Find the lines of data that contain the string "Correlación", then list them.
◆ ◆ ◆ ◆ ◆ ◆ ◆
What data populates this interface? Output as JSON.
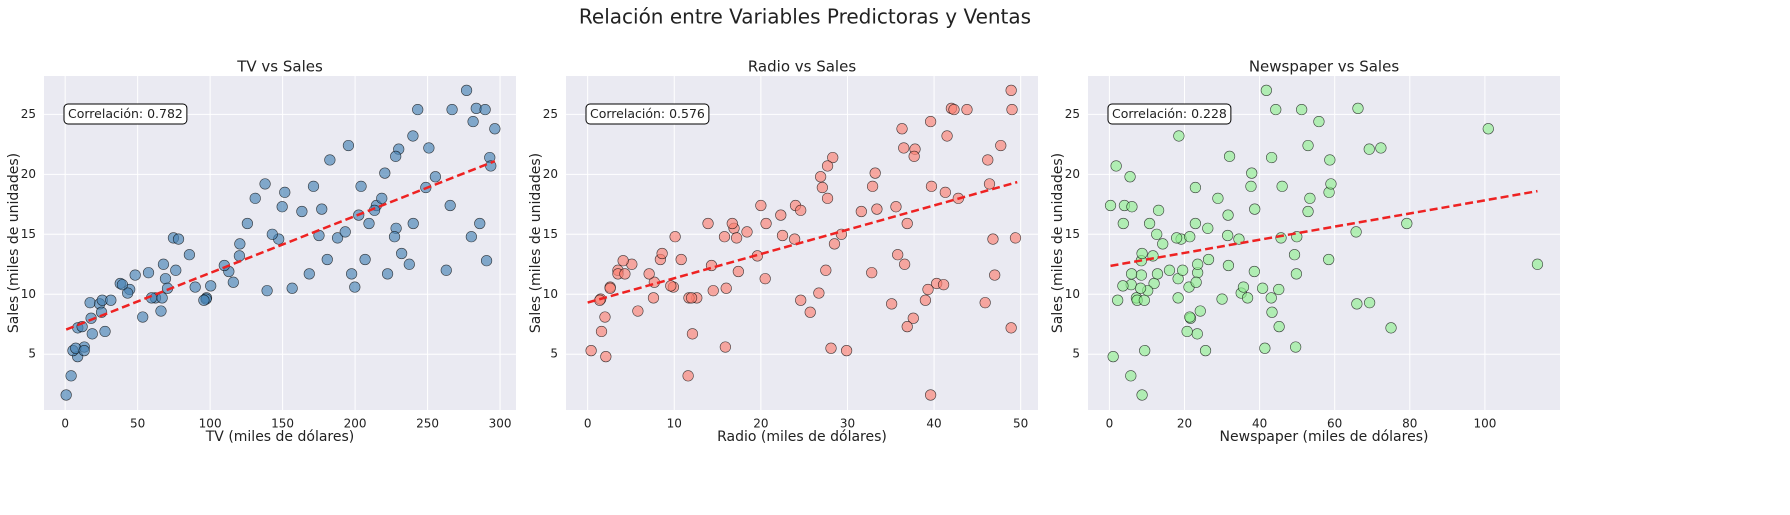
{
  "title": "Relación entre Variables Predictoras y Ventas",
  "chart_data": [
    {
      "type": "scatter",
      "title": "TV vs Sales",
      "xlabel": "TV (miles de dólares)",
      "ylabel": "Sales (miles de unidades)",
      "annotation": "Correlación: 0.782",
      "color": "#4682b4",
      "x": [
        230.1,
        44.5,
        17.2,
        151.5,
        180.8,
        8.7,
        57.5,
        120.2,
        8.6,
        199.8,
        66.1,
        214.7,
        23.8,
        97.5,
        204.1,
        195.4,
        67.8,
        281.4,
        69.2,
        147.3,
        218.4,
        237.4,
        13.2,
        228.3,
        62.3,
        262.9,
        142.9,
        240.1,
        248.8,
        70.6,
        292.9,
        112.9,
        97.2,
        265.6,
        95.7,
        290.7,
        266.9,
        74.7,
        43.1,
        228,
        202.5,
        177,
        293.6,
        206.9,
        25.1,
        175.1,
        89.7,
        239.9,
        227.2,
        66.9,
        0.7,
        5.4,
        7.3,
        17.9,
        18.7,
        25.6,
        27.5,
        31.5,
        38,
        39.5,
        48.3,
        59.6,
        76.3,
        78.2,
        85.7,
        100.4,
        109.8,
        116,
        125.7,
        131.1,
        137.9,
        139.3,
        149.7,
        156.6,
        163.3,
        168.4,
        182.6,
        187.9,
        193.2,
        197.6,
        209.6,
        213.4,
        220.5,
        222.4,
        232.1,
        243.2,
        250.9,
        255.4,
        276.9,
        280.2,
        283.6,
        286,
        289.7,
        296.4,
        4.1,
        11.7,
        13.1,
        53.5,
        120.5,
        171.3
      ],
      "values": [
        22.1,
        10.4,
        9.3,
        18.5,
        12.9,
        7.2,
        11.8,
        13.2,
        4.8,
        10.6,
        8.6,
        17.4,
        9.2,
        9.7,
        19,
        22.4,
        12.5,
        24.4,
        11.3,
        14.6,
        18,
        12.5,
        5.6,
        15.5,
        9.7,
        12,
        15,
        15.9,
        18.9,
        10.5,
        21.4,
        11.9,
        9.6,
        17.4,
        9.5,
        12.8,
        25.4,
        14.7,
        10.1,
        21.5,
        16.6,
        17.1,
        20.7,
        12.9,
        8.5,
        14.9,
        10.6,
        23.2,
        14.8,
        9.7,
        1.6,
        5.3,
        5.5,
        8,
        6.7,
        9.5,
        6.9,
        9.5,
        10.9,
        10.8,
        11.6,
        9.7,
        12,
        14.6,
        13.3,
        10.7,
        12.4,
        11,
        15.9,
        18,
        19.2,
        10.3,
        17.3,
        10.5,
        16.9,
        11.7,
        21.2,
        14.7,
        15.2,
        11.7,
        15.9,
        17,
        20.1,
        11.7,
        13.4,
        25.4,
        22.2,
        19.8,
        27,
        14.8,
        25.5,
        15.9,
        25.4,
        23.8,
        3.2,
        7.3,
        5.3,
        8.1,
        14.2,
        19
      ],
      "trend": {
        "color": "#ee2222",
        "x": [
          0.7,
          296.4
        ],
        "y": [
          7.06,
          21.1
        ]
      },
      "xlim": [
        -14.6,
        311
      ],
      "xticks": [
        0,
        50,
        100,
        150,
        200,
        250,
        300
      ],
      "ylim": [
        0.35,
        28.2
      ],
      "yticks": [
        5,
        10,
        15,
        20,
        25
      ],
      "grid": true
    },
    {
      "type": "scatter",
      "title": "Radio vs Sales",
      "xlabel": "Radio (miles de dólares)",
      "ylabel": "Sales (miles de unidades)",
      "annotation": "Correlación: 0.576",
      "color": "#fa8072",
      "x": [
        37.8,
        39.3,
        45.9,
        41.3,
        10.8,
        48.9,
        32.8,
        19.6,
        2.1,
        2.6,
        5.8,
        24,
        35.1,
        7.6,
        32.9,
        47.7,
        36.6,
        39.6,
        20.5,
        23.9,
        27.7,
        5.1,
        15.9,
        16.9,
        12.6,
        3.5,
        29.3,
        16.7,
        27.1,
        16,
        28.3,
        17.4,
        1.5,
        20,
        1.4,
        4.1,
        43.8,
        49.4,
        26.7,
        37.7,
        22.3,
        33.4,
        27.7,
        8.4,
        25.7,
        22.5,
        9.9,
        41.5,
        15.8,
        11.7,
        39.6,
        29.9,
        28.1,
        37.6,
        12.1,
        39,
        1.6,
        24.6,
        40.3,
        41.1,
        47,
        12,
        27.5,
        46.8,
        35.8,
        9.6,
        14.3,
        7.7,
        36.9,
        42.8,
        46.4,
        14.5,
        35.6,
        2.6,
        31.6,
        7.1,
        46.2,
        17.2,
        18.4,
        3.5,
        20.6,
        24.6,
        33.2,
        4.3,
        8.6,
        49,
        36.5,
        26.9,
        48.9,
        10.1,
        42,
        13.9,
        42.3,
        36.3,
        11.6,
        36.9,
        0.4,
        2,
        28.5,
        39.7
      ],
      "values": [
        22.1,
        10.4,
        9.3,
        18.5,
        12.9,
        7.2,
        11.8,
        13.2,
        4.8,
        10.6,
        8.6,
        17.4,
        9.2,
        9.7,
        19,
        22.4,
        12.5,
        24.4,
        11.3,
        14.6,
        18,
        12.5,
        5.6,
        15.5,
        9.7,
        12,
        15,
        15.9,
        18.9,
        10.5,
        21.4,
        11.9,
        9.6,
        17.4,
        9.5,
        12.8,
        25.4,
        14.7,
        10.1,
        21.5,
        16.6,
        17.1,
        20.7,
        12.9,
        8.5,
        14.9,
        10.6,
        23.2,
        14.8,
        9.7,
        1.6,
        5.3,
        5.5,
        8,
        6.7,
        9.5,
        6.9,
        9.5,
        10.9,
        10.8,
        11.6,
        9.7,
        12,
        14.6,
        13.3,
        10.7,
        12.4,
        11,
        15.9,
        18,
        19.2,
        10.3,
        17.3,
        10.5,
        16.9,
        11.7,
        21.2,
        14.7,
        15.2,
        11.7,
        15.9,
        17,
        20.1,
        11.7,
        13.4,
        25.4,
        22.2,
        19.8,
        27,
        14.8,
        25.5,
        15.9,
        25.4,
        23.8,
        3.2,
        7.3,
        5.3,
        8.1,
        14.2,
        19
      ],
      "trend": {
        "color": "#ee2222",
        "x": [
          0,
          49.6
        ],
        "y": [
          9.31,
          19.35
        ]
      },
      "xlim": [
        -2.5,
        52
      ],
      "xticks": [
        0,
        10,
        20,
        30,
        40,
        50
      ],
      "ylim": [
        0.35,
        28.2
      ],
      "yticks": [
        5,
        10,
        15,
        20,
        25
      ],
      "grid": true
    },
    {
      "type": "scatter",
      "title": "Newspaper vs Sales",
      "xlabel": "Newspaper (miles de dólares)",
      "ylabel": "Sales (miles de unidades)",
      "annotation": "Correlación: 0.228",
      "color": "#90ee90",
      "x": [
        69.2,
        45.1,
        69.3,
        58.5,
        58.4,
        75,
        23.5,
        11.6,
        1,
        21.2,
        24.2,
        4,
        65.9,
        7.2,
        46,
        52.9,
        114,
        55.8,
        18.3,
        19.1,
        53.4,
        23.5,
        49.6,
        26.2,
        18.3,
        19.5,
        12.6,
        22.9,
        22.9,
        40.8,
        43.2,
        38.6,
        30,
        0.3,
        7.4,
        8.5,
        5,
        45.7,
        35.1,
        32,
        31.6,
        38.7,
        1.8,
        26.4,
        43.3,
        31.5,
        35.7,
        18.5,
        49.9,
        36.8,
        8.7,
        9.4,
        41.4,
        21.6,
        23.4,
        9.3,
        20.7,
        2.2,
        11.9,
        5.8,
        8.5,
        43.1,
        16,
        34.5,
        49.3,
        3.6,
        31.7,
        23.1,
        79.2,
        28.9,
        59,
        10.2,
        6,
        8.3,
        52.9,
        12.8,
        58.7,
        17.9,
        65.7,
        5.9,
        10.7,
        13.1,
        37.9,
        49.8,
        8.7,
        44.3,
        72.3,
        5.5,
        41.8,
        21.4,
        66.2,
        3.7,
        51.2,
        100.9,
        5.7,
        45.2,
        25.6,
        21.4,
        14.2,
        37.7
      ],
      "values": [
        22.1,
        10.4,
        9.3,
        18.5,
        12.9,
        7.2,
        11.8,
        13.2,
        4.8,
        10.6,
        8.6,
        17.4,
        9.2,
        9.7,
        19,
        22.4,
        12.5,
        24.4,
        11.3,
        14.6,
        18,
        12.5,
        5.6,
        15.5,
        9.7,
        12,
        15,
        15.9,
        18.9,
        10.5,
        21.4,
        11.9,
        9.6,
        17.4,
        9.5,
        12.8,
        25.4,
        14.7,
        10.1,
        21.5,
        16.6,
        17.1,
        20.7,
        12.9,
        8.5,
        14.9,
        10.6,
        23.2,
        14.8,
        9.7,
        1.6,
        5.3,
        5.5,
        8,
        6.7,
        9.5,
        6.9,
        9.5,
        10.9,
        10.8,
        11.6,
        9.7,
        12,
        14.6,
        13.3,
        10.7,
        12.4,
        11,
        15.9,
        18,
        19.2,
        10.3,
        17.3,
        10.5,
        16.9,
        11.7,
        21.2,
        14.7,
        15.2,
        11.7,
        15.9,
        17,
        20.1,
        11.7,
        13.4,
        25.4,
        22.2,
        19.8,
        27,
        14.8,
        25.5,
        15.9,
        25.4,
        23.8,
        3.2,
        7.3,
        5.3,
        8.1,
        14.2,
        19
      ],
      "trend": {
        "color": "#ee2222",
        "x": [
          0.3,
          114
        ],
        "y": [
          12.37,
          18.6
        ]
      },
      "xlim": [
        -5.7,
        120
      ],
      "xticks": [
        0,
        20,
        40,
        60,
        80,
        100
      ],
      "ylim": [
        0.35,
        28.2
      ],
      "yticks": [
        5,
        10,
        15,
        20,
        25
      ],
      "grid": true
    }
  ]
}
◆ ◆ ◆ ◆ ◆ ◆ ◆
• Task result
      "annotation": "Correlación: 0.782",
      "annotation": "Correlación: 0.576",
      "annotation": "Correlación: 0.228",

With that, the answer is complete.